[STATED TASK]
Print each line exactly as it is given.

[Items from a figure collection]
☆ ☆ ☆ ☆ ☆ ☆ ☆

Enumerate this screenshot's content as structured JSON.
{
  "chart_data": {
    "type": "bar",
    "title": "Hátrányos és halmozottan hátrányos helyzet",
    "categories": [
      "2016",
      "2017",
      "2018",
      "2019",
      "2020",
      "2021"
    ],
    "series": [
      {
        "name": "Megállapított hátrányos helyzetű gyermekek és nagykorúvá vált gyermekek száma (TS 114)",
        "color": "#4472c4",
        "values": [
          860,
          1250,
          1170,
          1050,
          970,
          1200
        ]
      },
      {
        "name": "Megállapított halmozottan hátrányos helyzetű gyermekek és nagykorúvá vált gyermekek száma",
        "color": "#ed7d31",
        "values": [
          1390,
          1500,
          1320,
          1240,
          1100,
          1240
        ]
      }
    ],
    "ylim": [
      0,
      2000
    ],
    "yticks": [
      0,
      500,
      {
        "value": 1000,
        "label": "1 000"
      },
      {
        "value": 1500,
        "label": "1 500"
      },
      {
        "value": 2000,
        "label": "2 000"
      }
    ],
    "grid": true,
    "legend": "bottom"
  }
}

☆ ☆ ☆ ☆ ☆ ☆ ☆

[ANSWER TO THIS EXERCISE]
Enumerate this screenshot's content as structured JSON.
{
  "chart_data": {
    "type": "bar",
    "title": "Hátrányos és halmozottan hátrányos helyzet",
    "categories": [
      "2016",
      "2017",
      "2018",
      "2019",
      "2020",
      "2021"
    ],
    "series": [
      {
        "name": "Megállapított hátrányos helyzetű gyermekek és nagykorúvá vált gyermekek száma (TS 114)",
        "color": "#4472c4",
        "values": [
          860,
          1250,
          1170,
          1050,
          970,
          1200
        ]
      },
      {
        "name": "Megállapított halmozottan hátrányos helyzetű gyermekek és nagykorúvá vált gyermekek száma",
        "color": "#ed7d31",
        "values": [
          1390,
          1500,
          1320,
          1240,
          1100,
          1240
        ]
      }
    ],
    "ylim": [
      0,
      2000
    ],
    "yticks": [
      0,
      500,
      {
        "value": 1000,
        "label": "1 000"
      },
      {
        "value": 1500,
        "label": "1 500"
      },
      {
        "value": 2000,
        "label": "2 000"
      }
    ],
    "grid": true,
    "legend": "bottom"
  }
}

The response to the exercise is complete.